Records for processing
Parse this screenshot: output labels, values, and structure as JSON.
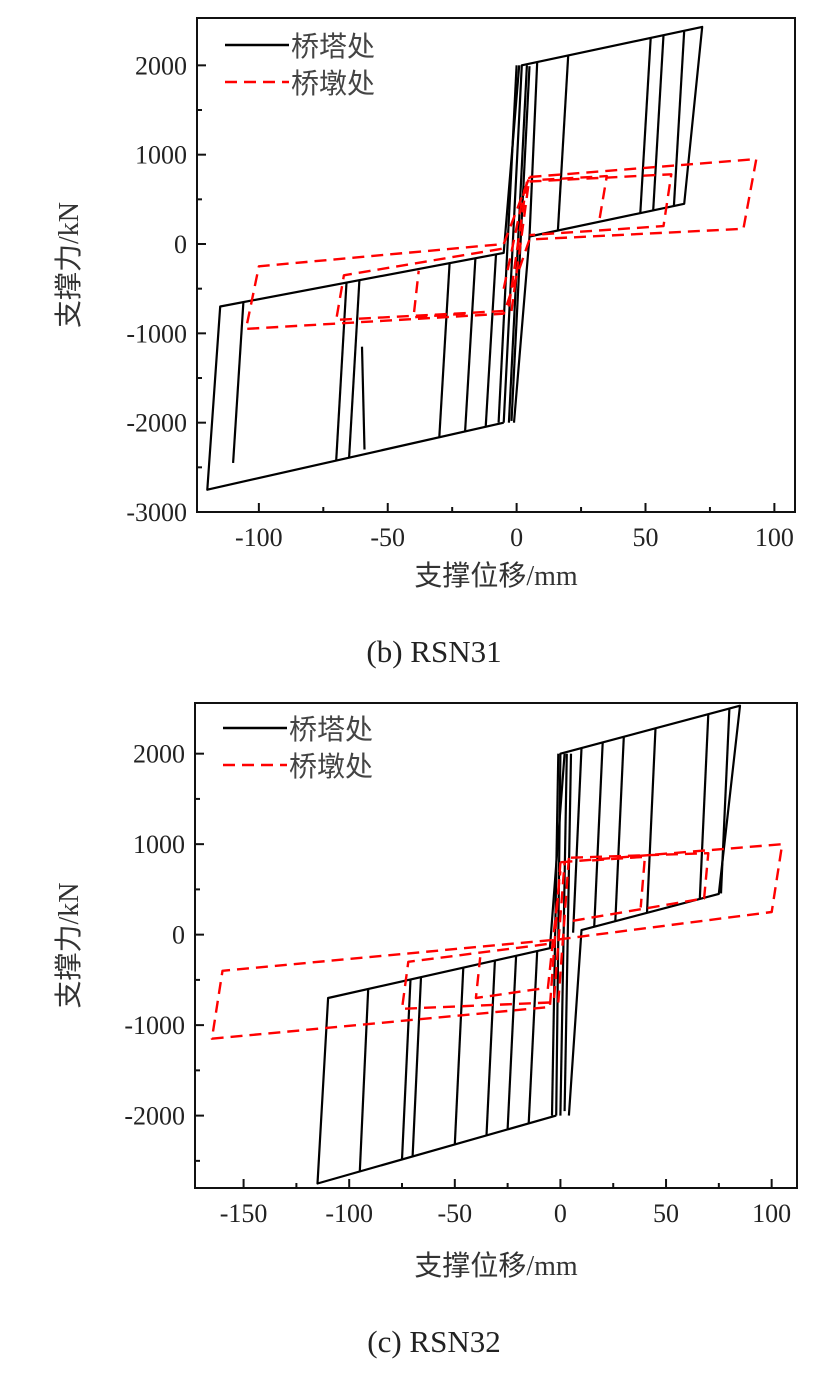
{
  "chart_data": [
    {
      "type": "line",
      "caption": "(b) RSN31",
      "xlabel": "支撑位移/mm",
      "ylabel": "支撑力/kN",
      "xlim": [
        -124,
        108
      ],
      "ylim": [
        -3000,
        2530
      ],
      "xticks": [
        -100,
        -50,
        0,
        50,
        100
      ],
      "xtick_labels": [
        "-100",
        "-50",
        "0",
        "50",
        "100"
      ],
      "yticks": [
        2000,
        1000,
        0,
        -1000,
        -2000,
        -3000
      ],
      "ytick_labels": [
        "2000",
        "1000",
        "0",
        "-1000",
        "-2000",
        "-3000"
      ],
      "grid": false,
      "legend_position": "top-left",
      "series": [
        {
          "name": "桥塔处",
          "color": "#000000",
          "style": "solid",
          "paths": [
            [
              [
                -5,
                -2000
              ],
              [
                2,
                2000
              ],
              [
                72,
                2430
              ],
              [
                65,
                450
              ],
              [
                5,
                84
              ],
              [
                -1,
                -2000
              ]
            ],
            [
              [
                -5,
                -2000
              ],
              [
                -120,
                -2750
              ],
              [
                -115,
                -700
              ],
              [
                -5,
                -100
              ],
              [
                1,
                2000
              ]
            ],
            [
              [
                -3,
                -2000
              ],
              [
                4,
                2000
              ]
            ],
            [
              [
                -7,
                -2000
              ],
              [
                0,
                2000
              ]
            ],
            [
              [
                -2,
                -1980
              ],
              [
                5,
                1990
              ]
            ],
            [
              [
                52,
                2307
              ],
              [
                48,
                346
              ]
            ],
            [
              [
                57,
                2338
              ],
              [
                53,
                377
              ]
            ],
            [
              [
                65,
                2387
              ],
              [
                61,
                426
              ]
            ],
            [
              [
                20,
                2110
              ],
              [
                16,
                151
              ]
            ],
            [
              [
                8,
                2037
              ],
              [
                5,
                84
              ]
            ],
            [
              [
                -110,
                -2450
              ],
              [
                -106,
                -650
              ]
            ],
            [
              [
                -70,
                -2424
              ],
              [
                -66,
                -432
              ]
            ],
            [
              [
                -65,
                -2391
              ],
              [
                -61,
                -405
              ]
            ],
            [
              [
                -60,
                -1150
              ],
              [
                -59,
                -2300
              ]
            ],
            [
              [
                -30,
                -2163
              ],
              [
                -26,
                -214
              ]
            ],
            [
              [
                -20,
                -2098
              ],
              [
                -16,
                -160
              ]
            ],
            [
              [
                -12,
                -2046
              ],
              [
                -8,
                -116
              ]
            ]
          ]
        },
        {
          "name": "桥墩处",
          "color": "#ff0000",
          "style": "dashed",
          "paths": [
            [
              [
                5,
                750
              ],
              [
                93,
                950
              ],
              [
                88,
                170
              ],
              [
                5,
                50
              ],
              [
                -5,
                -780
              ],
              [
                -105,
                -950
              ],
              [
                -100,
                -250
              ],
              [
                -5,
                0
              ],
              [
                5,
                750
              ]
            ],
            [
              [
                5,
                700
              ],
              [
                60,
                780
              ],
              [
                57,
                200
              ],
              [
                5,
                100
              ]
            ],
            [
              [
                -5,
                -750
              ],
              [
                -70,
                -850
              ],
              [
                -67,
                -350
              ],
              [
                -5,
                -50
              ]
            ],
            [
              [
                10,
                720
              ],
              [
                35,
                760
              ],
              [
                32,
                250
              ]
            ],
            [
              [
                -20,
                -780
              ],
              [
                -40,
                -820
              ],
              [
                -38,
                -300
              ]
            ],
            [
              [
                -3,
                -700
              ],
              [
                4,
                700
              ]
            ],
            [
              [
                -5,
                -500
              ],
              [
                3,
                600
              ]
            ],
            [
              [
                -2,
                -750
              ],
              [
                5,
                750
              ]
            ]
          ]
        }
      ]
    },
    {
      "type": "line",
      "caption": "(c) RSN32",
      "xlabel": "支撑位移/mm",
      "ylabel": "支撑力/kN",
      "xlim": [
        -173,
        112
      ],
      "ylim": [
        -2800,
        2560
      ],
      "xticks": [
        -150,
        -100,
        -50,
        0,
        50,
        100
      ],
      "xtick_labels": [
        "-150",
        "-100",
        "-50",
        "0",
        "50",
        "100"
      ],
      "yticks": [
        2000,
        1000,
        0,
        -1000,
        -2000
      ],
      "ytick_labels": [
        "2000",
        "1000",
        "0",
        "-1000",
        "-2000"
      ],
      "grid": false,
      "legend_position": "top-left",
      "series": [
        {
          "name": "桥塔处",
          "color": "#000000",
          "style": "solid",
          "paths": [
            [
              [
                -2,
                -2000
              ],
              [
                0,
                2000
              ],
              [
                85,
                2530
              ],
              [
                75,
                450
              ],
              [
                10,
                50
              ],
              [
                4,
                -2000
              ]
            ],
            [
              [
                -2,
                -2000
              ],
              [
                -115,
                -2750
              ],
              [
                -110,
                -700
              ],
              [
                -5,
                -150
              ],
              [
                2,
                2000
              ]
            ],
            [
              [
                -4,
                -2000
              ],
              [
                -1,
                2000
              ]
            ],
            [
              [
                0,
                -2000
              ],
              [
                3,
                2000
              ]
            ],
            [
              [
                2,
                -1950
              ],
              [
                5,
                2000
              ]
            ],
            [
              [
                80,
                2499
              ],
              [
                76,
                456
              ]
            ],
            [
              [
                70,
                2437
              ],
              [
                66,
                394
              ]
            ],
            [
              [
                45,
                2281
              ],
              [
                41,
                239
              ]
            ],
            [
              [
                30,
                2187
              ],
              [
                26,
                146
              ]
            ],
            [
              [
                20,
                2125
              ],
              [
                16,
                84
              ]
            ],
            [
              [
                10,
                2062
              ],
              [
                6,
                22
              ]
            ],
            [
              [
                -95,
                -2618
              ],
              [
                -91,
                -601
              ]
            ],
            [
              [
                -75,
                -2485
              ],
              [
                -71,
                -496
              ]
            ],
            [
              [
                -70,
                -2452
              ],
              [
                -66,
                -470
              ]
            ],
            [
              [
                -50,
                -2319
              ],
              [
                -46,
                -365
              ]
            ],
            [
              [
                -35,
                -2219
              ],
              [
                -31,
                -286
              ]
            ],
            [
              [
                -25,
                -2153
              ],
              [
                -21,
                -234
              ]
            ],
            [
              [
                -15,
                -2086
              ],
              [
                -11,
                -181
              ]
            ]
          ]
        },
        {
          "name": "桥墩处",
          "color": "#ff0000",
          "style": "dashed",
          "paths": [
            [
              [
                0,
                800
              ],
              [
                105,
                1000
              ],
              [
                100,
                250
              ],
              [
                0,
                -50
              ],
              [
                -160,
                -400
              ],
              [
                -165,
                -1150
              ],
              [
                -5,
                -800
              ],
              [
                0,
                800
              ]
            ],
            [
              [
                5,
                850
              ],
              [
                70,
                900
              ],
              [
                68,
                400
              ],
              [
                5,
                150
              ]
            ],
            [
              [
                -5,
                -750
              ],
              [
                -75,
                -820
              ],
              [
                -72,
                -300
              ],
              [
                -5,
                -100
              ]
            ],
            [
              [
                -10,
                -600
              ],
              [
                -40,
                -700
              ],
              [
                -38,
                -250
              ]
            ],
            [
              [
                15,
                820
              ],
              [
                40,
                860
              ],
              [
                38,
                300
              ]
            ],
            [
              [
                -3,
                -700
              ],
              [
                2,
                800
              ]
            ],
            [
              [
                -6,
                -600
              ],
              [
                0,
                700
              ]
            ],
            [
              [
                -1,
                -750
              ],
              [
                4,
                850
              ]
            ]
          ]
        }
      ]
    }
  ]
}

Set task
Exactly reproduce each record, leaving out any pictures.

Finished answer
Parse this screenshot: output labels, values, and structure as JSON.
{
  "chart_data": [
    {
      "type": "line",
      "caption": "(b) RSN31",
      "xlabel": "支撑位移/mm",
      "ylabel": "支撑力/kN",
      "xlim": [
        -124,
        108
      ],
      "ylim": [
        -3000,
        2530
      ],
      "xticks": [
        -100,
        -50,
        0,
        50,
        100
      ],
      "xtick_labels": [
        "-100",
        "-50",
        "0",
        "50",
        "100"
      ],
      "yticks": [
        2000,
        1000,
        0,
        -1000,
        -2000,
        -3000
      ],
      "ytick_labels": [
        "2000",
        "1000",
        "0",
        "-1000",
        "-2000",
        "-3000"
      ],
      "grid": false,
      "legend_position": "top-left",
      "series": [
        {
          "name": "桥塔处",
          "color": "#000000",
          "style": "solid",
          "paths": [
            [
              [
                -5,
                -2000
              ],
              [
                2,
                2000
              ],
              [
                72,
                2430
              ],
              [
                65,
                450
              ],
              [
                5,
                84
              ],
              [
                -1,
                -2000
              ]
            ],
            [
              [
                -5,
                -2000
              ],
              [
                -120,
                -2750
              ],
              [
                -115,
                -700
              ],
              [
                -5,
                -100
              ],
              [
                1,
                2000
              ]
            ],
            [
              [
                -3,
                -2000
              ],
              [
                4,
                2000
              ]
            ],
            [
              [
                -7,
                -2000
              ],
              [
                0,
                2000
              ]
            ],
            [
              [
                -2,
                -1980
              ],
              [
                5,
                1990
              ]
            ],
            [
              [
                52,
                2307
              ],
              [
                48,
                346
              ]
            ],
            [
              [
                57,
                2338
              ],
              [
                53,
                377
              ]
            ],
            [
              [
                65,
                2387
              ],
              [
                61,
                426
              ]
            ],
            [
              [
                20,
                2110
              ],
              [
                16,
                151
              ]
            ],
            [
              [
                8,
                2037
              ],
              [
                5,
                84
              ]
            ],
            [
              [
                -110,
                -2450
              ],
              [
                -106,
                -650
              ]
            ],
            [
              [
                -70,
                -2424
              ],
              [
                -66,
                -432
              ]
            ],
            [
              [
                -65,
                -2391
              ],
              [
                -61,
                -405
              ]
            ],
            [
              [
                -60,
                -1150
              ],
              [
                -59,
                -2300
              ]
            ],
            [
              [
                -30,
                -2163
              ],
              [
                -26,
                -214
              ]
            ],
            [
              [
                -20,
                -2098
              ],
              [
                -16,
                -160
              ]
            ],
            [
              [
                -12,
                -2046
              ],
              [
                -8,
                -116
              ]
            ]
          ]
        },
        {
          "name": "桥墩处",
          "color": "#ff0000",
          "style": "dashed",
          "paths": [
            [
              [
                5,
                750
              ],
              [
                93,
                950
              ],
              [
                88,
                170
              ],
              [
                5,
                50
              ],
              [
                -5,
                -780
              ],
              [
                -105,
                -950
              ],
              [
                -100,
                -250
              ],
              [
                -5,
                0
              ],
              [
                5,
                750
              ]
            ],
            [
              [
                5,
                700
              ],
              [
                60,
                780
              ],
              [
                57,
                200
              ],
              [
                5,
                100
              ]
            ],
            [
              [
                -5,
                -750
              ],
              [
                -70,
                -850
              ],
              [
                -67,
                -350
              ],
              [
                -5,
                -50
              ]
            ],
            [
              [
                10,
                720
              ],
              [
                35,
                760
              ],
              [
                32,
                250
              ]
            ],
            [
              [
                -20,
                -780
              ],
              [
                -40,
                -820
              ],
              [
                -38,
                -300
              ]
            ],
            [
              [
                -3,
                -700
              ],
              [
                4,
                700
              ]
            ],
            [
              [
                -5,
                -500
              ],
              [
                3,
                600
              ]
            ],
            [
              [
                -2,
                -750
              ],
              [
                5,
                750
              ]
            ]
          ]
        }
      ]
    },
    {
      "type": "line",
      "caption": "(c) RSN32",
      "xlabel": "支撑位移/mm",
      "ylabel": "支撑力/kN",
      "xlim": [
        -173,
        112
      ],
      "ylim": [
        -2800,
        2560
      ],
      "xticks": [
        -150,
        -100,
        -50,
        0,
        50,
        100
      ],
      "xtick_labels": [
        "-150",
        "-100",
        "-50",
        "0",
        "50",
        "100"
      ],
      "yticks": [
        2000,
        1000,
        0,
        -1000,
        -2000
      ],
      "ytick_labels": [
        "2000",
        "1000",
        "0",
        "-1000",
        "-2000"
      ],
      "grid": false,
      "legend_position": "top-left",
      "series": [
        {
          "name": "桥塔处",
          "color": "#000000",
          "style": "solid",
          "paths": [
            [
              [
                -2,
                -2000
              ],
              [
                0,
                2000
              ],
              [
                85,
                2530
              ],
              [
                75,
                450
              ],
              [
                10,
                50
              ],
              [
                4,
                -2000
              ]
            ],
            [
              [
                -2,
                -2000
              ],
              [
                -115,
                -2750
              ],
              [
                -110,
                -700
              ],
              [
                -5,
                -150
              ],
              [
                2,
                2000
              ]
            ],
            [
              [
                -4,
                -2000
              ],
              [
                -1,
                2000
              ]
            ],
            [
              [
                0,
                -2000
              ],
              [
                3,
                2000
              ]
            ],
            [
              [
                2,
                -1950
              ],
              [
                5,
                2000
              ]
            ],
            [
              [
                80,
                2499
              ],
              [
                76,
                456
              ]
            ],
            [
              [
                70,
                2437
              ],
              [
                66,
                394
              ]
            ],
            [
              [
                45,
                2281
              ],
              [
                41,
                239
              ]
            ],
            [
              [
                30,
                2187
              ],
              [
                26,
                146
              ]
            ],
            [
              [
                20,
                2125
              ],
              [
                16,
                84
              ]
            ],
            [
              [
                10,
                2062
              ],
              [
                6,
                22
              ]
            ],
            [
              [
                -95,
                -2618
              ],
              [
                -91,
                -601
              ]
            ],
            [
              [
                -75,
                -2485
              ],
              [
                -71,
                -496
              ]
            ],
            [
              [
                -70,
                -2452
              ],
              [
                -66,
                -470
              ]
            ],
            [
              [
                -50,
                -2319
              ],
              [
                -46,
                -365
              ]
            ],
            [
              [
                -35,
                -2219
              ],
              [
                -31,
                -286
              ]
            ],
            [
              [
                -25,
                -2153
              ],
              [
                -21,
                -234
              ]
            ],
            [
              [
                -15,
                -2086
              ],
              [
                -11,
                -181
              ]
            ]
          ]
        },
        {
          "name": "桥墩处",
          "color": "#ff0000",
          "style": "dashed",
          "paths": [
            [
              [
                0,
                800
              ],
              [
                105,
                1000
              ],
              [
                100,
                250
              ],
              [
                0,
                -50
              ],
              [
                -160,
                -400
              ],
              [
                -165,
                -1150
              ],
              [
                -5,
                -800
              ],
              [
                0,
                800
              ]
            ],
            [
              [
                5,
                850
              ],
              [
                70,
                900
              ],
              [
                68,
                400
              ],
              [
                5,
                150
              ]
            ],
            [
              [
                -5,
                -750
              ],
              [
                -75,
                -820
              ],
              [
                -72,
                -300
              ],
              [
                -5,
                -100
              ]
            ],
            [
              [
                -10,
                -600
              ],
              [
                -40,
                -700
              ],
              [
                -38,
                -250
              ]
            ],
            [
              [
                15,
                820
              ],
              [
                40,
                860
              ],
              [
                38,
                300
              ]
            ],
            [
              [
                -3,
                -700
              ],
              [
                2,
                800
              ]
            ],
            [
              [
                -6,
                -600
              ],
              [
                0,
                700
              ]
            ],
            [
              [
                -1,
                -750
              ],
              [
                4,
                850
              ]
            ]
          ]
        }
      ]
    }
  ]
}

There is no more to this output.